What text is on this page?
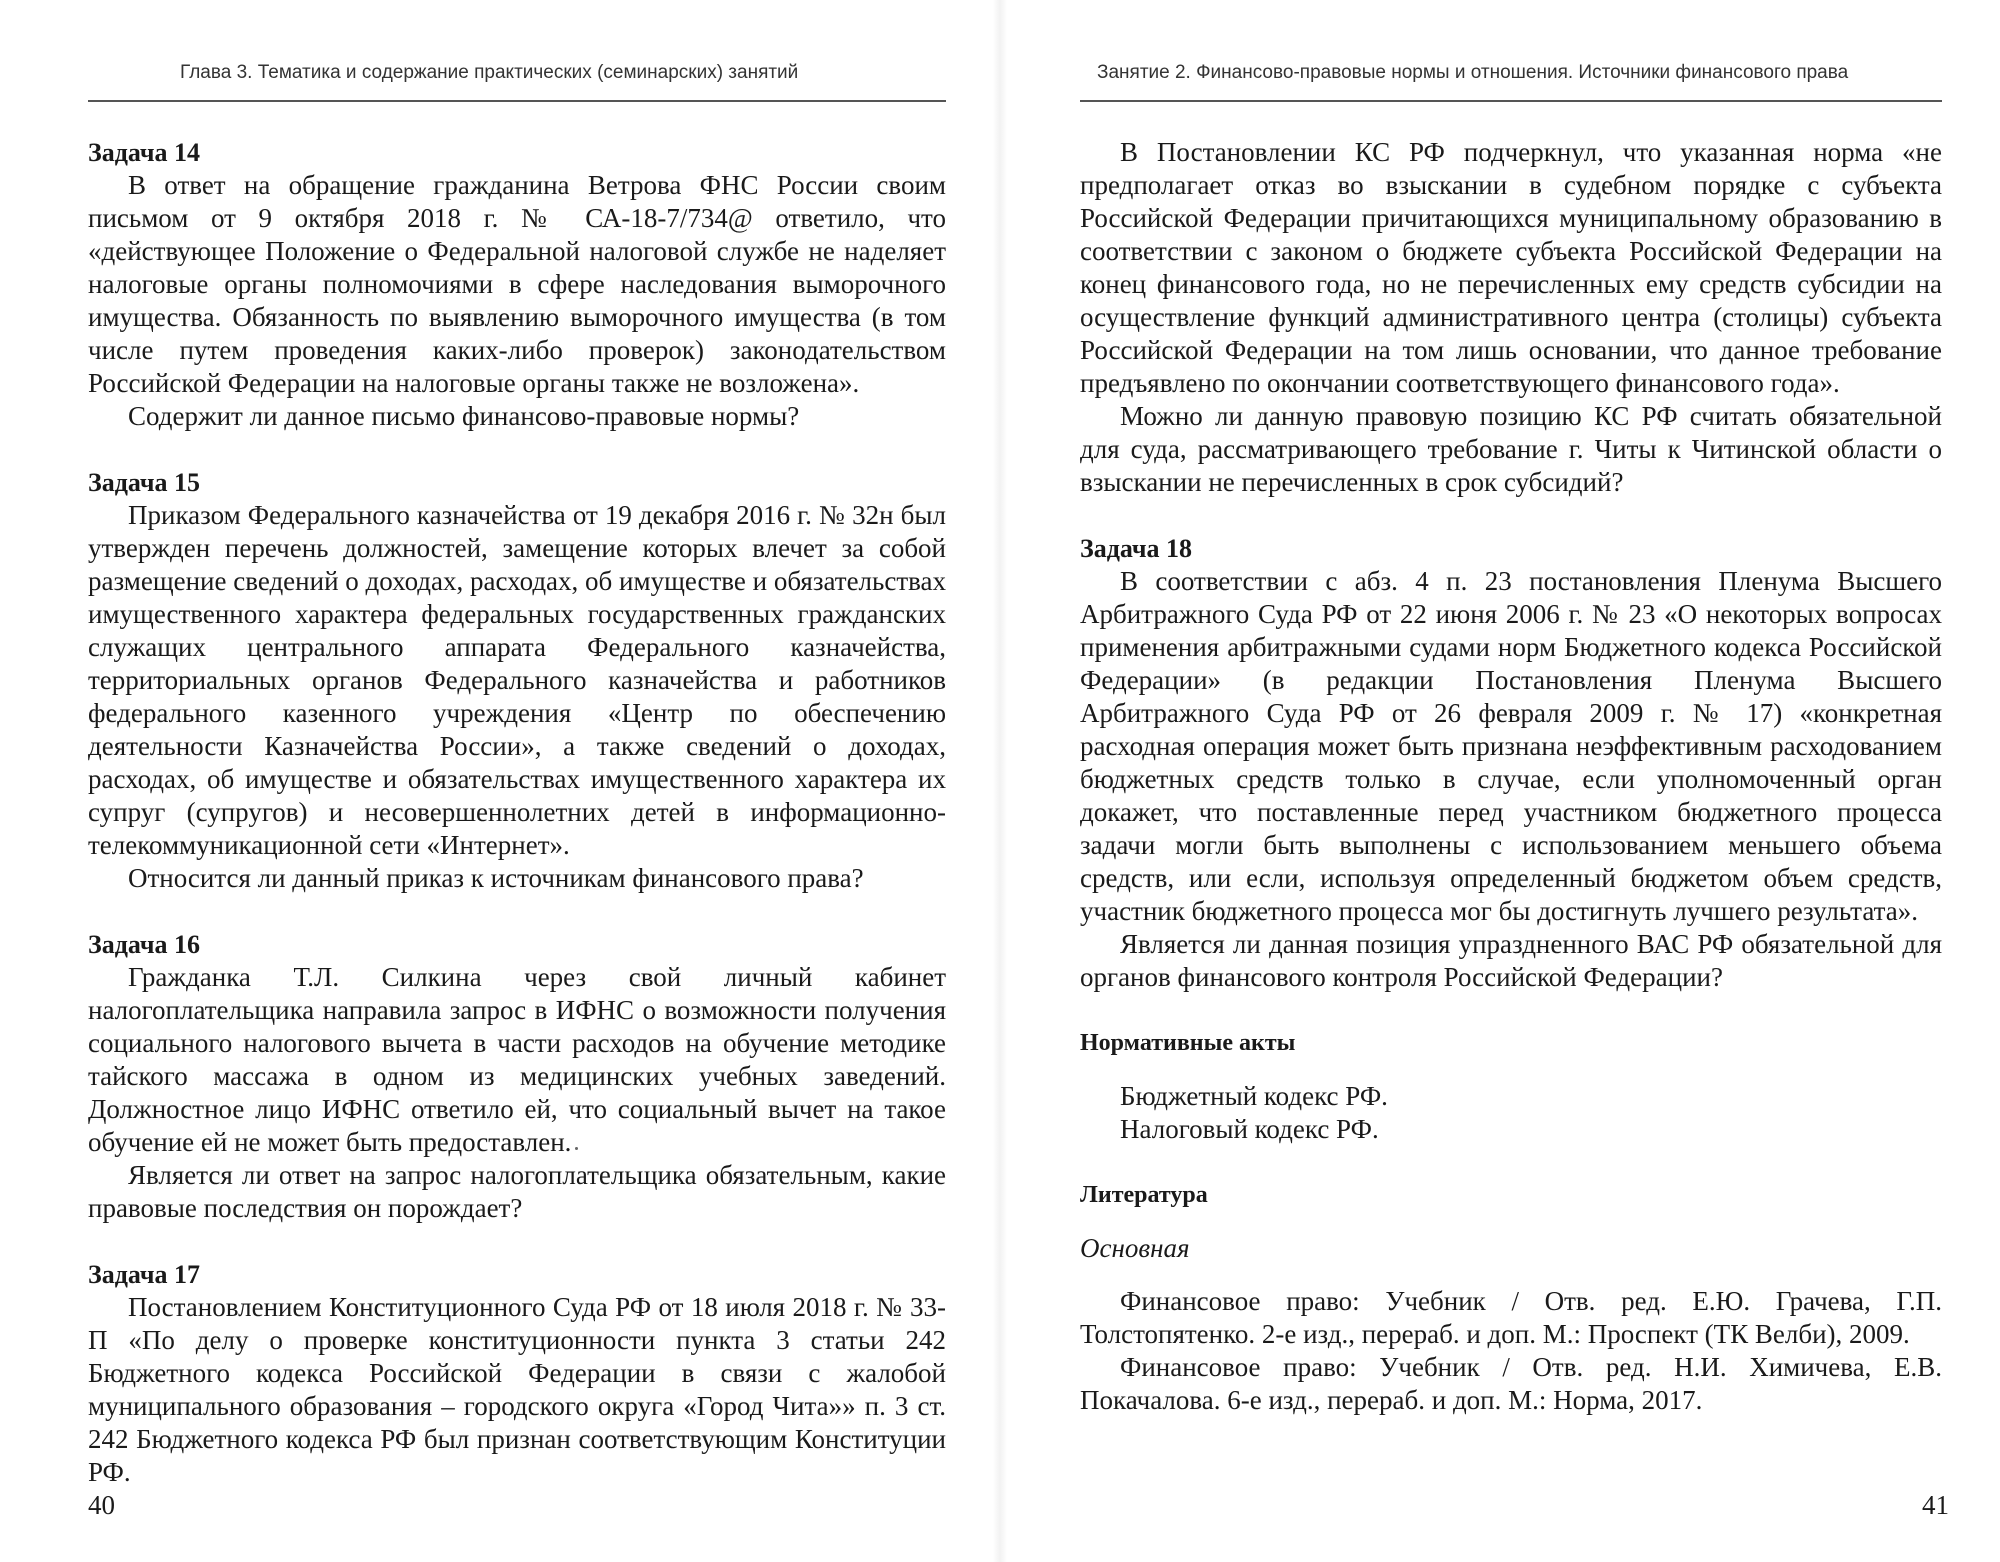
Глава 3. Тематика и содержание практических (семинарских) занятий
Задача 14

В ответ на обращение гражданина Ветрова ФНС России своим письмом от 9 октября 2018 г. № СА-18-7/734@ ответило, что «действующее Положение о Федеральной налоговой службе не наделяет налоговые органы полномочиями в сфере наследования выморочного имущества. Обязанность по выявлению выморочного имущества (в том числе путем проведения каких-либо проверок) законодательством Российской Федерации на налоговые органы также не возложена».

Содержит ли данное письмо финансово-правовые нормы?

Задача 15

Приказом Федерального казначейства от 19 декабря 2016 г. № 32н был утвержден перечень должностей, замещение которых влечет за собой размещение сведений о доходах, расходах, об имуществе и обязательствах имущественного характера федеральных государственных гражданских служащих центрального аппарата Федерального казначейства, территориальных органов Федерального казначейства и работников федерального казенного учреждения «Центр по обеспечению деятельности Казначейства России», а также сведений о доходах, расходах, об имуществе и обязательствах имущественного характера их супруг (супругов) и несовершеннолетних детей в информационно-телекоммуникационной сети «Интернет».

Относится ли данный приказ к источникам финансового права?

Задача 16

Гражданка Т.Л. Силкина через свой личный кабинет налогоплательщика направила запрос в ИФНС о возможности получения социального налогового вычета в части расходов на обучение методике тайского массажа в одном из медицинских учебных заведений. Должностное лицо ИФНС ответило ей, что социальный вычет на такое обучение ей не может быть предоставлен.

Является ли ответ на запрос налогоплательщика обязательным, какие правовые последствия он порождает?

Задача 17

Постановлением Конституционного Суда РФ от 18 июля 2018 г. № 33-П «По делу о проверке конституционности пункта 3 статьи 242 Бюджетного кодекса Российской Федерации в связи с жалобой муниципального образования – городского округа «Город Чита»» п. 3 ст. 242 Бюджетного кодекса РФ был признан соответствующим Конституции РФ.

40
Занятие 2. Финансово-правовые нормы и отношения. Источники финансового права

В Постановлении КС РФ подчеркнул, что указанная норма «не предполагает отказ во взыскании в судебном порядке с субъекта Российской Федерации причитающихся муниципальному образованию в соответствии с законом о бюджете субъекта Российской Федерации на конец финансового года, но не перечисленных ему средств субсидии на осуществление функций административного центра (столицы) субъекта Российской Федерации на том лишь основании, что данное требование предъявлено по окончании соответствующего финансового года».

Можно ли данную правовую позицию КС РФ считать обязательной для суда, рассматривающего требование г. Читы к Читинской области о взыскании не перечисленных в срок субсидий?

Задача 18

В соответствии с абз. 4 п. 23 постановления Пленума Высшего Арбитражного Суда РФ от 22 июня 2006 г. № 23 «О некоторых вопросах применения арбитражными судами норм Бюджетного кодекса Российской Федерации» (в редакции Постановления Пленума Высшего Арбитражного Суда РФ от 26 февраля 2009 г. № 17) «конкретная расходная операция может быть признана неэффективным расходованием бюджетных средств только в случае, если уполномоченный орган докажет, что поставленные перед участником бюджетного процесса задачи могли быть выполнены с использованием меньшего объема средств, или если, используя определенный бюджетом объем средств, участник бюджетного процесса мог бы достигнуть лучшего результата».

Является ли данная позиция упраздненного ВАС РФ обязательной для органов финансового контроля Российской Федерации?

Нормативные акты
Бюджетный кодекс РФ.
Налоговый кодекс РФ.
Литература
Основная

Финансовое право: Учебник / Отв. ред. Е.Ю. Грачева, Г.П. Толстопятенко. 2-е изд., перераб. и доп. М.: Проспект (ТК Велби), 2009.

Финансовое право: Учебник / Отв. ред. Н.И. Химичева, Е.В. Покачалова. 6-е изд., перераб. и доп. М.: Норма, 2017.

41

┄┄┄┄┄┄┄┄┄┄

Exercise description → Drop the pictures and reproduce the rest of the entries above exactly.

Reply →
What text is on this page?
Глава 3. Тематика и содержание практических (семинарских) занятий
Задача 14

В ответ на обращение гражданина Ветрова ФНС России своим письмом от 9 октября 2018 г. № СА-18-7/734@ ответило, что «действующее Положение о Федеральной налоговой службе не наделяет налоговые органы полномочиями в сфере наследования выморочного имущества. Обязанность по выявлению выморочного имущества (в том числе путем проведения каких-либо проверок) законодательством Российской Федерации на налоговые органы также не возложена».

Содержит ли данное письмо финансово-правовые нормы?

Задача 15

Приказом Федерального казначейства от 19 декабря 2016 г. № 32н был утвержден перечень должностей, замещение которых влечет за собой размещение сведений о доходах, расходах, об имуществе и обязательствах имущественного характера федеральных государственных гражданских служащих центрального аппарата Федерального казначейства, территориальных органов Федерального казначейства и работников федерального казенного учреждения «Центр по обеспечению деятельности Казначейства России», а также сведений о доходах, расходах, об имуществе и обязательствах имущественного характера их супруг (супругов) и несовершеннолетних детей в информационно-телекоммуникационной сети «Интернет».

Относится ли данный приказ к источникам финансового права?

Задача 16

Гражданка Т.Л. Силкина через свой личный кабинет налогоплательщика направила запрос в ИФНС о возможности получения социального налогового вычета в части расходов на обучение методике тайского массажа в одном из медицинских учебных заведений. Должностное лицо ИФНС ответило ей, что социальный вычет на такое обучение ей не может быть предоставлен.

Является ли ответ на запрос налогоплательщика обязательным, какие правовые последствия он порождает?

Задача 17

Постановлением Конституционного Суда РФ от 18 июля 2018 г. № 33-П «По делу о проверке конституционности пункта 3 статьи 242 Бюджетного кодекса Российской Федерации в связи с жалобой муниципального образования – городского округа «Город Чита»» п. 3 ст. 242 Бюджетного кодекса РФ был признан соответствующим Конституции РФ.

40
Занятие 2. Финансово-правовые нормы и отношения. Источники финансового права

В Постановлении КС РФ подчеркнул, что указанная норма «не предполагает отказ во взыскании в судебном порядке с субъекта Российской Федерации причитающихся муниципальному образованию в соответствии с законом о бюджете субъекта Российской Федерации на конец финансового года, но не перечисленных ему средств субсидии на осуществление функций административного центра (столицы) субъекта Российской Федерации на том лишь основании, что данное требование предъявлено по окончании соответствующего финансового года».

Можно ли данную правовую позицию КС РФ считать обязательной для суда, рассматривающего требование г. Читы к Читинской области о взыскании не перечисленных в срок субсидий?

Задача 18

В соответствии с абз. 4 п. 23 постановления Пленума Высшего Арбитражного Суда РФ от 22 июня 2006 г. № 23 «О некоторых вопросах применения арбитражными судами норм Бюджетного кодекса Российской Федерации» (в редакции Постановления Пленума Высшего Арбитражного Суда РФ от 26 февраля 2009 г. № 17) «конкретная расходная операция может быть признана неэффективным расходованием бюджетных средств только в случае, если уполномоченный орган докажет, что поставленные перед участником бюджетного процесса задачи могли быть выполнены с использованием меньшего объема средств, или если, используя определенный бюджетом объем средств, участник бюджетного процесса мог бы достигнуть лучшего результата».

Является ли данная позиция упраздненного ВАС РФ обязательной для органов финансового контроля Российской Федерации?

Нормативные акты
Бюджетный кодекс РФ.
Налоговый кодекс РФ.
Литература
Основная

Финансовое право: Учебник / Отв. ред. Е.Ю. Грачева, Г.П. Толстопятенко. 2-е изд., перераб. и доп. М.: Проспект (ТК Велби), 2009.

Финансовое право: Учебник / Отв. ред. Н.И. Химичева, Е.В. Покачалова. 6-е изд., перераб. и доп. М.: Норма, 2017.

41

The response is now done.